> **WRITTEN EXERCISE**
Without the pictures, set down every line of the data exactly.

(Recorded data)
◆ ◆ ◆ ◆ ◆ ◆ ◆

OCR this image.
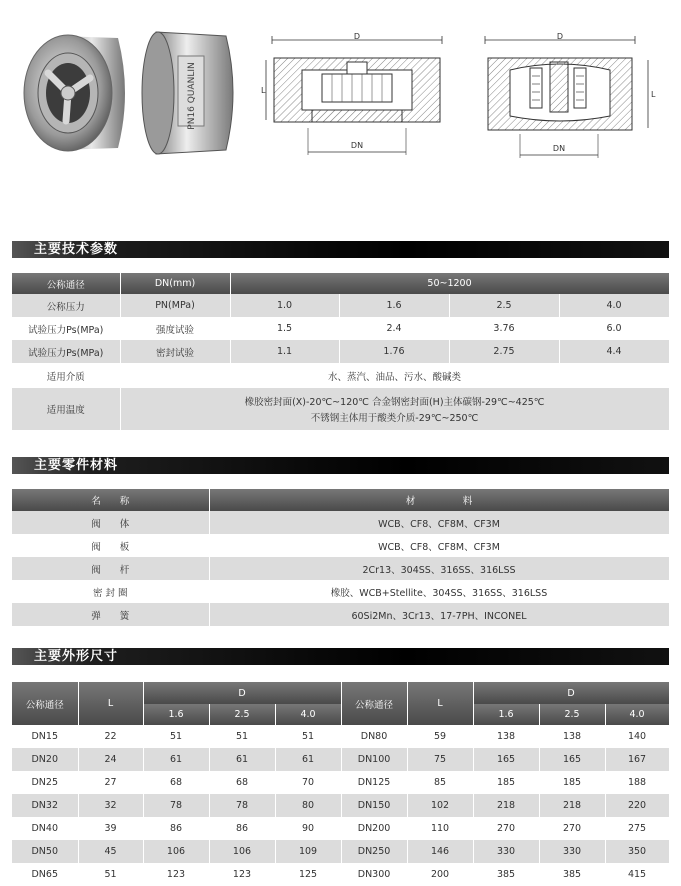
PN16 QUANLIN
D
L
DN
D
L
DN
主要技术参数
公称通径	DN(mm)	50~1200			
公称压力	PN(MPa)	1.0	1.6	2.5	4.0
试验压力Ps(MPa)	强度试验	1.5	2.4	3.76	6.0
试验压力Ps(MPa)	密封试验	1.1	1.76	2.75	4.4
适用介质	水、蒸汽、油品、污水、酸碱类				
适用温度	橡胶密封面(X)-20℃~120℃ 合金钢密封面(H)主体碳钢-29℃~425℃
不锈钢主体用于酸类介质-29℃~250℃				
主要零件材料
名　　称	材　　　　　料
阀　　体	WCB、CF8、CF8M、CF3M
阀　　板	WCB、CF8、CF8M、CF3M
阀　　杆	2Cr13、304SS、316SS、316LSS
密 封 圈	橡胶、WCB+Stellite、304SS、316SS、316LSS
弹　　簧	60Si2Mn、3Cr13、17-7PH、INCONEL
主要外形尺寸
公称通径	L	D			公称通径	L	D		
		1.6	2.5	4.0			1.6	2.5	4.0
DN15	22	51	51	51	DN80	59	138	138	140
DN20	24	61	61	61	DN100	75	165	165	167
DN25	27	68	68	70	DN125	85	185	185	188
DN32	32	78	78	80	DN150	102	218	218	220
DN40	39	86	86	90	DN200	110	270	270	275
DN50	45	106	106	109	DN250	146	330	330	350
DN65	51	123	123	125	DN300	200	385	385	415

◆ ◆ ◆ ◆ ◆ ◆ ◆

> **TASK ANSWER**
OCR this image.
PN16 QUANLIN
D
L
DN
D
L
DN
主要技术参数
公称通径	DN(mm)	50~1200			
公称压力	PN(MPa)	1.0	1.6	2.5	4.0
试验压力Ps(MPa)	强度试验	1.5	2.4	3.76	6.0
试验压力Ps(MPa)	密封试验	1.1	1.76	2.75	4.4
适用介质	水、蒸汽、油品、污水、酸碱类				
适用温度	橡胶密封面(X)-20℃~120℃ 合金钢密封面(H)主体碳钢-29℃~425℃
不锈钢主体用于酸类介质-29℃~250℃				
主要零件材料
名　　称	材　　　　　料
阀　　体	WCB、CF8、CF8M、CF3M
阀　　板	WCB、CF8、CF8M、CF3M
阀　　杆	2Cr13、304SS、316SS、316LSS
密 封 圈	橡胶、WCB+Stellite、304SS、316SS、316LSS
弹　　簧	60Si2Mn、3Cr13、17-7PH、INCONEL
主要外形尺寸
公称通径	L	D			公称通径	L	D		
		1.6	2.5	4.0			1.6	2.5	4.0
DN15	22	51	51	51	DN80	59	138	138	140
DN20	24	61	61	61	DN100	75	165	165	167
DN25	27	68	68	70	DN125	85	185	185	188
DN32	32	78	78	80	DN150	102	218	218	220
DN40	39	86	86	90	DN200	110	270	270	275
DN50	45	106	106	109	DN250	146	330	330	350
DN65	51	123	123	125	DN300	200	385	385	415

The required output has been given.